» GIVEN TASK
Identify all lines in the data containing the string "from". Copy them out.

» LISTING
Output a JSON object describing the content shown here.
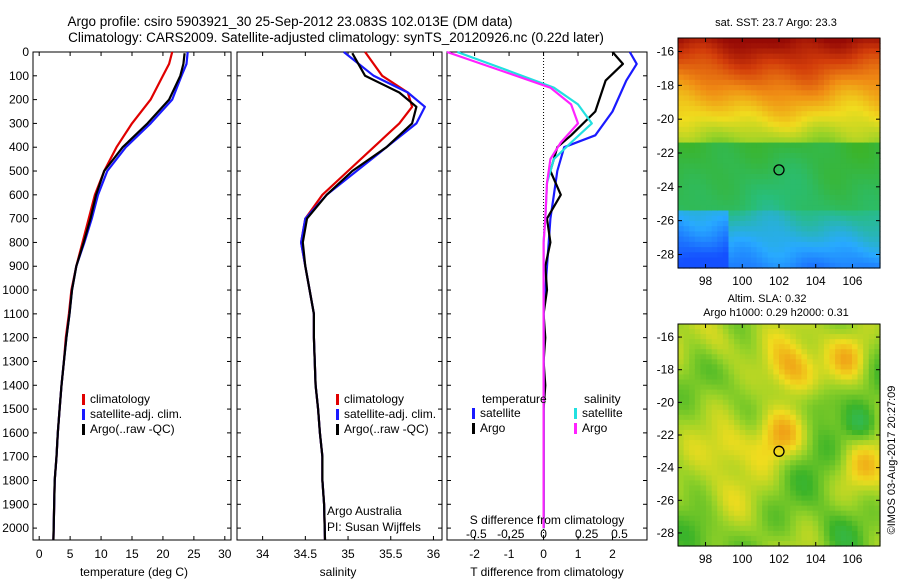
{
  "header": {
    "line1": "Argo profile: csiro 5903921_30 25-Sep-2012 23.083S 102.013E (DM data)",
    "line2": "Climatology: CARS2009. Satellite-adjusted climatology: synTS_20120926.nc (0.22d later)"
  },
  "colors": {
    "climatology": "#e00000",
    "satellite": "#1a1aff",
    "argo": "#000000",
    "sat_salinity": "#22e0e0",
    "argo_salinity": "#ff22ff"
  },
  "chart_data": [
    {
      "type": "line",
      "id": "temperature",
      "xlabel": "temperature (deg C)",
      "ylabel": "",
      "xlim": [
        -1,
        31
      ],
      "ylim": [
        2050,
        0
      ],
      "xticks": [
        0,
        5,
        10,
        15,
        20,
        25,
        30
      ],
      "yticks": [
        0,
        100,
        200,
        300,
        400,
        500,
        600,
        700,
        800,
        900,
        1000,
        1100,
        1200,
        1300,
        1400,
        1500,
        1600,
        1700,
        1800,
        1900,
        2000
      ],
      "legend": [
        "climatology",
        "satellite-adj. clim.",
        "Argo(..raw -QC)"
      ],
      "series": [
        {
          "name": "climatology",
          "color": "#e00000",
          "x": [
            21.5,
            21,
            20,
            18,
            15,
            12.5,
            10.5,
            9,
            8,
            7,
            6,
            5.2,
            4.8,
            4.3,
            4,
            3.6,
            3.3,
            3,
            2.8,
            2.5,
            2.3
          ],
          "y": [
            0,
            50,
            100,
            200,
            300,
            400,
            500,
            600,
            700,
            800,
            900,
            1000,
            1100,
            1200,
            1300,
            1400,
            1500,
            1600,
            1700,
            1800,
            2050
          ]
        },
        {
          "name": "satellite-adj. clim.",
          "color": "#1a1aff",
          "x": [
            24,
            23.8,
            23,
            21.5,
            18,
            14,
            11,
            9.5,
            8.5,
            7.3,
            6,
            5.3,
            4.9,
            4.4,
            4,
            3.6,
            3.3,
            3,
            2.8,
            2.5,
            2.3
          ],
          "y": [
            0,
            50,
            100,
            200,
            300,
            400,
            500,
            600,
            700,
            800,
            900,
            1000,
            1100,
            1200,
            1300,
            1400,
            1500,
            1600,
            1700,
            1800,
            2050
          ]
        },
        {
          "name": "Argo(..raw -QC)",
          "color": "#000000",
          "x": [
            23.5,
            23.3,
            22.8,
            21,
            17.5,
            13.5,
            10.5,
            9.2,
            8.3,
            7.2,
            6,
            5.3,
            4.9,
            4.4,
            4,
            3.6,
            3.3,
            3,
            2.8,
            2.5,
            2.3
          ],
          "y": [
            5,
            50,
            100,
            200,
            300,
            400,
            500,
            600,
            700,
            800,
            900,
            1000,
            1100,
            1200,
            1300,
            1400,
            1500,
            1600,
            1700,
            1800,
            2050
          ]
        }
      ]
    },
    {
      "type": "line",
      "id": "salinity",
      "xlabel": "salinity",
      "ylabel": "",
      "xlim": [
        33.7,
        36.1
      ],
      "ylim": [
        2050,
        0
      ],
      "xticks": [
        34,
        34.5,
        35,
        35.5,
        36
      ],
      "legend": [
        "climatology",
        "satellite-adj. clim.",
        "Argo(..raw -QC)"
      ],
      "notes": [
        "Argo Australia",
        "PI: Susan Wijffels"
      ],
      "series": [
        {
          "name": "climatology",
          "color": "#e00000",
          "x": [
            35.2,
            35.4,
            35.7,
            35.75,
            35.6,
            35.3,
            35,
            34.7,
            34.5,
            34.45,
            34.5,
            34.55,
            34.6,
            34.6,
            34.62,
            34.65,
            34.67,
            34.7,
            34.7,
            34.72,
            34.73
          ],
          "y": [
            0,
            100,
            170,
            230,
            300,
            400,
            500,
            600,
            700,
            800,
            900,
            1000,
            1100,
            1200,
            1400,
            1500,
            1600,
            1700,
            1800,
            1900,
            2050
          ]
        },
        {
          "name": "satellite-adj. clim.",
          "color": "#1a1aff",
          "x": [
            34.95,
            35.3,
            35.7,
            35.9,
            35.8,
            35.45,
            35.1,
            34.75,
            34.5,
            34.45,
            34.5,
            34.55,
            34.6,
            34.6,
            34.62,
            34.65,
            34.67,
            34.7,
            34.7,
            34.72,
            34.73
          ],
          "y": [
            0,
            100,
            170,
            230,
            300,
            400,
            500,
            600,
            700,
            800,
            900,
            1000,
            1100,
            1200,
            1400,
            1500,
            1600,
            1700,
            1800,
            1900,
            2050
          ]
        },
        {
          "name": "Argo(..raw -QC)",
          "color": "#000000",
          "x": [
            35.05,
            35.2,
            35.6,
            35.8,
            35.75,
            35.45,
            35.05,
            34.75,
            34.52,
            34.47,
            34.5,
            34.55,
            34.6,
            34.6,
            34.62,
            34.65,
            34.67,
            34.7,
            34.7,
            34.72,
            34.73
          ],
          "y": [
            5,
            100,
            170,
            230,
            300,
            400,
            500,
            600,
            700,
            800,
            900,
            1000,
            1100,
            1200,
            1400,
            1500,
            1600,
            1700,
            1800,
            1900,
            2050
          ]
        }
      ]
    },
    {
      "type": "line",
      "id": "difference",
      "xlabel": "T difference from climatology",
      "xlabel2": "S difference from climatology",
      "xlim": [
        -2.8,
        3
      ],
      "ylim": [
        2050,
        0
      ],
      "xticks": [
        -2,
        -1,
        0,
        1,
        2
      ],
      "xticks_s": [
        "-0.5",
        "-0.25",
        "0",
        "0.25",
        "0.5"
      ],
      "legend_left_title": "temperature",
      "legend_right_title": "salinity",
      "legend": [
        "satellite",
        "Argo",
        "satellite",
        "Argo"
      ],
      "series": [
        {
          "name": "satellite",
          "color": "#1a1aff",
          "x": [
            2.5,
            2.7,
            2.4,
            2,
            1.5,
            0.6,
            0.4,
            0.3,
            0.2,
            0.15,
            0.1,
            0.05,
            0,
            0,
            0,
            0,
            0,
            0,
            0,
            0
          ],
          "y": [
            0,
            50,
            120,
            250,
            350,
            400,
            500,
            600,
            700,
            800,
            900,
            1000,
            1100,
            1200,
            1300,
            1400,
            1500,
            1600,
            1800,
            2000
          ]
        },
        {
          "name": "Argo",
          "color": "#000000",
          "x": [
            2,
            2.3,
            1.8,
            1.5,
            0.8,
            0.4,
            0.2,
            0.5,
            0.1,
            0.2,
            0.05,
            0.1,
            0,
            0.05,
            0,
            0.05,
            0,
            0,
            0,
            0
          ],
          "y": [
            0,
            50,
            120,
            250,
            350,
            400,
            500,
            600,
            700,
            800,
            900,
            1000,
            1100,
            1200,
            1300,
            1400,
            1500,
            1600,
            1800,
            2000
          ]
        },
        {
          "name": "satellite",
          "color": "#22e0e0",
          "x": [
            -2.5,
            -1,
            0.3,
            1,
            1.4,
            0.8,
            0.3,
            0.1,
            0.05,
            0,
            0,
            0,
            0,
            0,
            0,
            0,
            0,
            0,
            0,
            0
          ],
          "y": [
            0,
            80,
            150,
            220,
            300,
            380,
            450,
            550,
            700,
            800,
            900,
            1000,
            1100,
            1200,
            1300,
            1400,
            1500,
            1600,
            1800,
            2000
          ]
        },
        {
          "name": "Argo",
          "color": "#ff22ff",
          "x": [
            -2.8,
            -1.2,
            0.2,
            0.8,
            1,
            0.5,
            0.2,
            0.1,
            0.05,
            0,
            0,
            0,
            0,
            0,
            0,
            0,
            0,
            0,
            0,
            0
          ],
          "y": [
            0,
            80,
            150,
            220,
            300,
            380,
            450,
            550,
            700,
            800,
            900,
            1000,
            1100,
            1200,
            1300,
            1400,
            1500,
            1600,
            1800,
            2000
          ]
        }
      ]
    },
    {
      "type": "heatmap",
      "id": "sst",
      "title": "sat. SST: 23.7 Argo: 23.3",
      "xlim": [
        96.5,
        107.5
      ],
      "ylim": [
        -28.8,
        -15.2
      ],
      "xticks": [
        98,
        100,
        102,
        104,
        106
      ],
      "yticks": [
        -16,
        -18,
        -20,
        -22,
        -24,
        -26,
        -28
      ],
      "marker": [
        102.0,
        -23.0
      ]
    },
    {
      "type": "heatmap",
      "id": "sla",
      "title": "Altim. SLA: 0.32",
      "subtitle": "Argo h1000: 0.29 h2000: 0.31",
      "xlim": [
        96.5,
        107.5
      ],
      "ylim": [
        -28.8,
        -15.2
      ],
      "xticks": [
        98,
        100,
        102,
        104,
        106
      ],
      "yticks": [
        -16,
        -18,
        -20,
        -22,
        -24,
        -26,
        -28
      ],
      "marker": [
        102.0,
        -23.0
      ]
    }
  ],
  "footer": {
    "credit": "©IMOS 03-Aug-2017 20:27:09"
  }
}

---

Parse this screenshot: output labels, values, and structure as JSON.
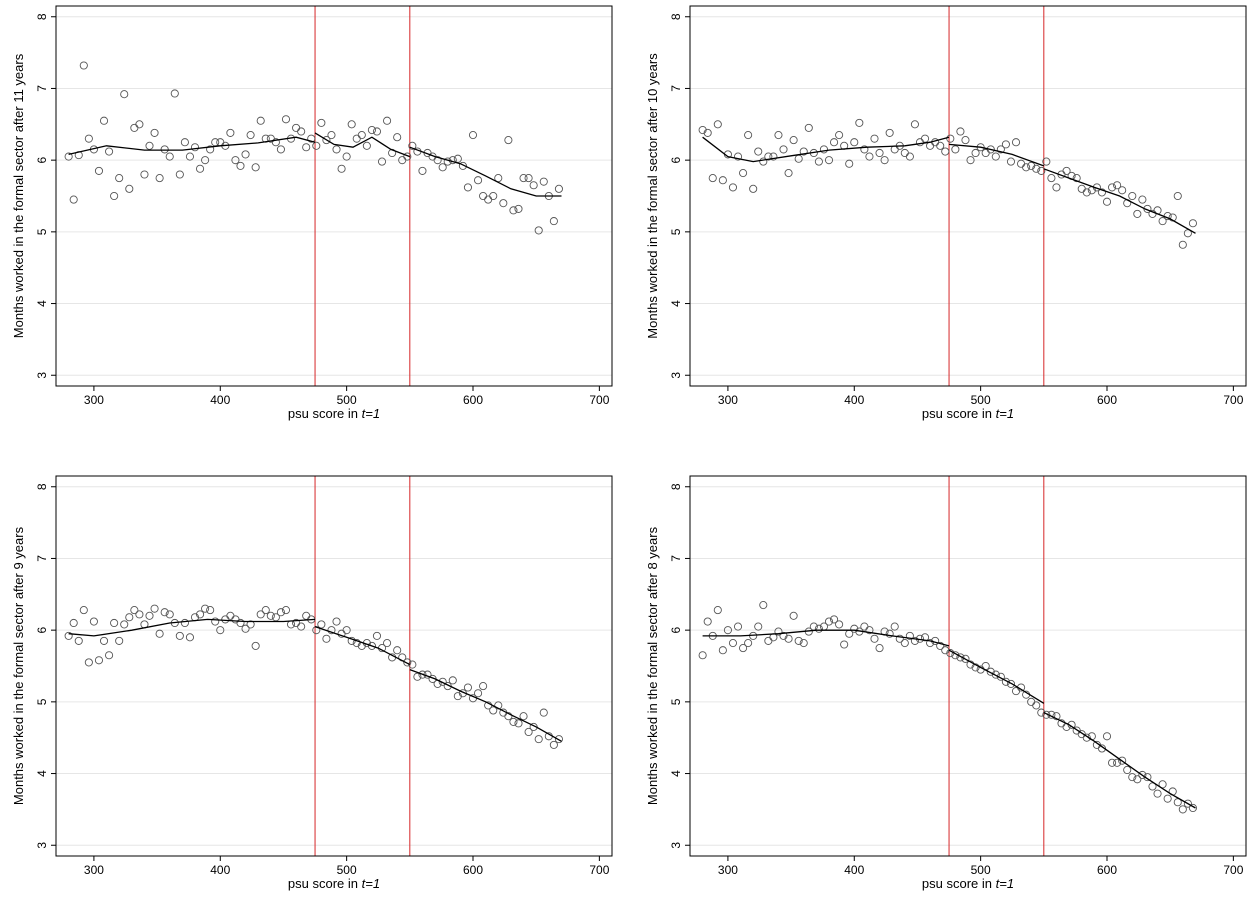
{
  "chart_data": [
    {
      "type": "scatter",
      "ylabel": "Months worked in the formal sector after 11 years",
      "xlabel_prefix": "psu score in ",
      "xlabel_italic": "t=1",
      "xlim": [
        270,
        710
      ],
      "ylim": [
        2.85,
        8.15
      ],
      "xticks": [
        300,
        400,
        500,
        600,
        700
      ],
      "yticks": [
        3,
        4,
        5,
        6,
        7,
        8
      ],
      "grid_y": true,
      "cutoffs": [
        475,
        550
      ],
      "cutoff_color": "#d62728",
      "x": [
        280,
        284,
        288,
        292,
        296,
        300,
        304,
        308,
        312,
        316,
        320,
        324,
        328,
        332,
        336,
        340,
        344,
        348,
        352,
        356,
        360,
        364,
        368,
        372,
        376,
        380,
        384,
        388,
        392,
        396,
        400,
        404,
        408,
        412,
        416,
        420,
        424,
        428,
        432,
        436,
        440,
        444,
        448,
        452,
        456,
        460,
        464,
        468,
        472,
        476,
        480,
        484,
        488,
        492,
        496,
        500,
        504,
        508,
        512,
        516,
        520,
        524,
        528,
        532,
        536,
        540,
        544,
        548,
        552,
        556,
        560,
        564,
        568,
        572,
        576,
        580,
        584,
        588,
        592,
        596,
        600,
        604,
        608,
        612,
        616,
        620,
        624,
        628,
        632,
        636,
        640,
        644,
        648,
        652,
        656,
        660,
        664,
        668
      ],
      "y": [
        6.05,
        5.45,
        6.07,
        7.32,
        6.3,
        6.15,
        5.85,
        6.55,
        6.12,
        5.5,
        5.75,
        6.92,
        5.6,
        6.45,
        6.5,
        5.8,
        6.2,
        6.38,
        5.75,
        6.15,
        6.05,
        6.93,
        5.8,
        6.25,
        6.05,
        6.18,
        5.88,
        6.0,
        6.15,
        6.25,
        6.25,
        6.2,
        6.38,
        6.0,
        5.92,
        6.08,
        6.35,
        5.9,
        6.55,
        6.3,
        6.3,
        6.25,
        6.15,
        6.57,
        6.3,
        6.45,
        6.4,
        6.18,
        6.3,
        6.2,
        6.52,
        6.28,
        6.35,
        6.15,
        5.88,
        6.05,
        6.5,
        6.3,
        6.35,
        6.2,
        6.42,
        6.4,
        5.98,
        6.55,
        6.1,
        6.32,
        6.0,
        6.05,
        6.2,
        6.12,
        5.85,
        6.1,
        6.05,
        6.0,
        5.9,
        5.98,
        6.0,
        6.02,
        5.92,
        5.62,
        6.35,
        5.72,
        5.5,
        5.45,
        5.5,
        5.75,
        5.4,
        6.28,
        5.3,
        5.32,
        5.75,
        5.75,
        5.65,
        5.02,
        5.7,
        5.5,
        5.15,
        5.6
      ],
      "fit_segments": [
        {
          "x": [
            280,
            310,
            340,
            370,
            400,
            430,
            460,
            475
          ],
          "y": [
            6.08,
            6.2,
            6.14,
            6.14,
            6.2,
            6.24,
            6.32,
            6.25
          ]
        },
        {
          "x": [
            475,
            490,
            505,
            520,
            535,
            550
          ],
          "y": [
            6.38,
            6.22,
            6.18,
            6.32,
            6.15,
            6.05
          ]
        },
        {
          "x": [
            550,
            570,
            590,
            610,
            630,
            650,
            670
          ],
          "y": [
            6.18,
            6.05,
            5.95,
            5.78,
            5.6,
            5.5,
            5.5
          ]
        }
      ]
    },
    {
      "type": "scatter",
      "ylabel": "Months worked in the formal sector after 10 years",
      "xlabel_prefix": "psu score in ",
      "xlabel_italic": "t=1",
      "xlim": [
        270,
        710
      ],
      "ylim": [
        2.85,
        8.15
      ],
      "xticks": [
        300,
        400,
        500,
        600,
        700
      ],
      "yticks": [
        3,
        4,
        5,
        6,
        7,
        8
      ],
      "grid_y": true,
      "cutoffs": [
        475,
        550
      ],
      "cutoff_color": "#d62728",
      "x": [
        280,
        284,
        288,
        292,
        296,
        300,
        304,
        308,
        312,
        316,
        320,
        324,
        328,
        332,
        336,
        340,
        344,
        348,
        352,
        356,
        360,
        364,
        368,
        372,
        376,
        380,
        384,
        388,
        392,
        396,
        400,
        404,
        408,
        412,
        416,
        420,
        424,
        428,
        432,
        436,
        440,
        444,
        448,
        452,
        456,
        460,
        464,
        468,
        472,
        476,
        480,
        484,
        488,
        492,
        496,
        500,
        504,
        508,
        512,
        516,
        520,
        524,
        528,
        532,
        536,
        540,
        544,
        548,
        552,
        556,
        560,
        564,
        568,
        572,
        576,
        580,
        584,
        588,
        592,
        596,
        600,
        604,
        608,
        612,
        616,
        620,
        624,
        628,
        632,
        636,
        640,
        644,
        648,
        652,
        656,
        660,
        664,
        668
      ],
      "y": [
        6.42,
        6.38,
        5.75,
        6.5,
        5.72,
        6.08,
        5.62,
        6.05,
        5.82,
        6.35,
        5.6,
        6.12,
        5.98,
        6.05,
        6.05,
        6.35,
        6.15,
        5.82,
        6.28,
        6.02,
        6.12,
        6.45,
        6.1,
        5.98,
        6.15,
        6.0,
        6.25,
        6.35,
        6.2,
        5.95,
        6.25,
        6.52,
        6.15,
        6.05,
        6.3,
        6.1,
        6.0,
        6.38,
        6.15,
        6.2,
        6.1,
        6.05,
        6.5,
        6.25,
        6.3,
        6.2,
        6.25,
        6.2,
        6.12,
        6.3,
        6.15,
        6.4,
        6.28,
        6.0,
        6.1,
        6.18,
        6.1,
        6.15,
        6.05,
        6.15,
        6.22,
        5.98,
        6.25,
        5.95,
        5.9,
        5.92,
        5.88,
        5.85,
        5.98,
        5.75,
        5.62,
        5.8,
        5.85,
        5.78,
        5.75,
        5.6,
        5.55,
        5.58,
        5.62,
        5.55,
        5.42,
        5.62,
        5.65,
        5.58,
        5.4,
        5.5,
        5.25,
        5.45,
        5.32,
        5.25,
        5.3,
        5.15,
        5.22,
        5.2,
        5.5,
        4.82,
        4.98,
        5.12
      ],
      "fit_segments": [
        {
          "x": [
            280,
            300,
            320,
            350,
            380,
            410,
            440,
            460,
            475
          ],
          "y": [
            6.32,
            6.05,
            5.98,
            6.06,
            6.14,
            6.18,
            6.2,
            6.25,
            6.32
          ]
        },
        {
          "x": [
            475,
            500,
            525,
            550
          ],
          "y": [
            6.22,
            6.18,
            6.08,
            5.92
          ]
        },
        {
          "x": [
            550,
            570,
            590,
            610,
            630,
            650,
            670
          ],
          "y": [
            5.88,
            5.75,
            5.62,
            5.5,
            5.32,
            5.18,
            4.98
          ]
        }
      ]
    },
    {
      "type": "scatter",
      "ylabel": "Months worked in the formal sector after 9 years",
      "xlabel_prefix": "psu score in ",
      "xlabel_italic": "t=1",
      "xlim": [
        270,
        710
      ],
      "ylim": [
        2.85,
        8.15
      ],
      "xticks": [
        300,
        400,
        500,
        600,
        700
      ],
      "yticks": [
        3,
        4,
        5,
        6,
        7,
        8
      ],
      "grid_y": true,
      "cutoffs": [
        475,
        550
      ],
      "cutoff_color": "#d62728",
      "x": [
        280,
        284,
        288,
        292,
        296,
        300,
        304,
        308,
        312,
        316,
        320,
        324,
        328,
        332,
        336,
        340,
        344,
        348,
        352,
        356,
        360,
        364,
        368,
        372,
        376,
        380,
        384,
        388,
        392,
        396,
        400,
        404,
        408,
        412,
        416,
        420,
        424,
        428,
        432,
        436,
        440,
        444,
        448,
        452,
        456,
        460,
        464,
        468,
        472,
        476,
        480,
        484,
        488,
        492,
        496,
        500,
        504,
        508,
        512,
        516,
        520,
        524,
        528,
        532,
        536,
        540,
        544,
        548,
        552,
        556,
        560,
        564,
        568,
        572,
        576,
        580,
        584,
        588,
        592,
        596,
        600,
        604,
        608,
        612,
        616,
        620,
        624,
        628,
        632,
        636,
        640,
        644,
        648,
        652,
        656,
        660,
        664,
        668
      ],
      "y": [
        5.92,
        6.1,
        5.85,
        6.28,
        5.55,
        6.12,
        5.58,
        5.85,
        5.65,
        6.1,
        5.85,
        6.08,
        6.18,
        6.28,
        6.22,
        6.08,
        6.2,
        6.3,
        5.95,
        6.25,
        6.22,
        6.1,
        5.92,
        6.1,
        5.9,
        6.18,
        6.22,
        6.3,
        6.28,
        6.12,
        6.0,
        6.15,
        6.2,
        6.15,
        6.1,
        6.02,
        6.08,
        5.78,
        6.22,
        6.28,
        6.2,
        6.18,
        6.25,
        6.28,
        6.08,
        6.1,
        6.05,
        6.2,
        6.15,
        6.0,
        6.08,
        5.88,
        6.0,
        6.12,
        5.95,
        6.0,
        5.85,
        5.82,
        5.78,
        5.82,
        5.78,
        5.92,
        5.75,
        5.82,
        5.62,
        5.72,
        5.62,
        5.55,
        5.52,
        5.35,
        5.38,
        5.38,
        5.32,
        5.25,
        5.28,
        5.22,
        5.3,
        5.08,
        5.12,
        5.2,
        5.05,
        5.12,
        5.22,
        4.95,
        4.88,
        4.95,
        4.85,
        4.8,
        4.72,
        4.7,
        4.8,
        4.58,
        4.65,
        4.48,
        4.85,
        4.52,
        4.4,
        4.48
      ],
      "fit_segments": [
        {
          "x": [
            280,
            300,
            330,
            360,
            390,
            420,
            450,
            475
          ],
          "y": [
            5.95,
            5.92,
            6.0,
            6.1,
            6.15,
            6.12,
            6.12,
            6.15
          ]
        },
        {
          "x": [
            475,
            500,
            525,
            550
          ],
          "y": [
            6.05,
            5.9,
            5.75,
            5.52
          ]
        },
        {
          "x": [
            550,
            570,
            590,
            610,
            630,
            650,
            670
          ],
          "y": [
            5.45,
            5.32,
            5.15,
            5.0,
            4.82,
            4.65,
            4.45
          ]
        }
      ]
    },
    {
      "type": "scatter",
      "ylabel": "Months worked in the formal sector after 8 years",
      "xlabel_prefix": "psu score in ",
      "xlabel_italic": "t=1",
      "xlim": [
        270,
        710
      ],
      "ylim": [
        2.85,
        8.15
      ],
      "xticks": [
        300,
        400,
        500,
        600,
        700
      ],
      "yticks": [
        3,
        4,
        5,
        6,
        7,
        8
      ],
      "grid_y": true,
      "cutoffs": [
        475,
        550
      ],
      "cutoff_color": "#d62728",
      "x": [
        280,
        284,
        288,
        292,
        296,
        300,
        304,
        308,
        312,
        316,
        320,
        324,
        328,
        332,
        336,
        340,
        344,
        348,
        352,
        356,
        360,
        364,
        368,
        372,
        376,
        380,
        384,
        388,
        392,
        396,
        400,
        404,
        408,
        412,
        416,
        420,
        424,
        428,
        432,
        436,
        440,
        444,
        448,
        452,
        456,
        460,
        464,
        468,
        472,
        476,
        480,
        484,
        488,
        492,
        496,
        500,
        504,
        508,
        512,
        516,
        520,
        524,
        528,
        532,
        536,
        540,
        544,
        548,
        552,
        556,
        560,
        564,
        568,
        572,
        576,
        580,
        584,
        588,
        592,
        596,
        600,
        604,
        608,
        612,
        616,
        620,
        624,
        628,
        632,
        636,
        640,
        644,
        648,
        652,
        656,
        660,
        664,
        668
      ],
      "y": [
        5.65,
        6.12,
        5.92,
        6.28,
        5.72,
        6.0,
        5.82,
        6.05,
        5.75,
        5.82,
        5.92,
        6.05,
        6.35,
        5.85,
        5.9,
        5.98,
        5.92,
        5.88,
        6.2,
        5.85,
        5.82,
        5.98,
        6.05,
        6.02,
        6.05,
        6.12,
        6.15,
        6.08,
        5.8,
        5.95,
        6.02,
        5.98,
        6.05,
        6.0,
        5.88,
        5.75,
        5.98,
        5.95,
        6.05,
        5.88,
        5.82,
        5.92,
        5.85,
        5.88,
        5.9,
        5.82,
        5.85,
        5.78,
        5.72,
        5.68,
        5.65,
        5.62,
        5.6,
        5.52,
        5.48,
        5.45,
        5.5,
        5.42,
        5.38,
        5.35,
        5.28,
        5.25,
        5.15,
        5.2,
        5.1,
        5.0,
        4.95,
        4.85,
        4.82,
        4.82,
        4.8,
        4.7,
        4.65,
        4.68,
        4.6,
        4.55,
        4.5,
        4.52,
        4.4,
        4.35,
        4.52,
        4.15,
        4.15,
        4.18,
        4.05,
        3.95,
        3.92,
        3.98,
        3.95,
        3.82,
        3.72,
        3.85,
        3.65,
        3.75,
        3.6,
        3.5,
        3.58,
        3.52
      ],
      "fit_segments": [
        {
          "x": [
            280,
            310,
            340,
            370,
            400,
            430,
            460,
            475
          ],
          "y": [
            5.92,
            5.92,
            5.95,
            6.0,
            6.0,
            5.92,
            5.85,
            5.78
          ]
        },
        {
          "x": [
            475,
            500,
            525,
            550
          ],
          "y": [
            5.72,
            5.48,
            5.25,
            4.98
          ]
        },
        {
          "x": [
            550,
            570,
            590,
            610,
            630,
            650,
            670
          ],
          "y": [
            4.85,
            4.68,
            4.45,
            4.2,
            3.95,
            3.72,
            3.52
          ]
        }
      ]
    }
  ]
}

» EXERCISE RESPONSE
      "xlabel": "T difference from climatology",
      "xlabel2": "S difference from climatology",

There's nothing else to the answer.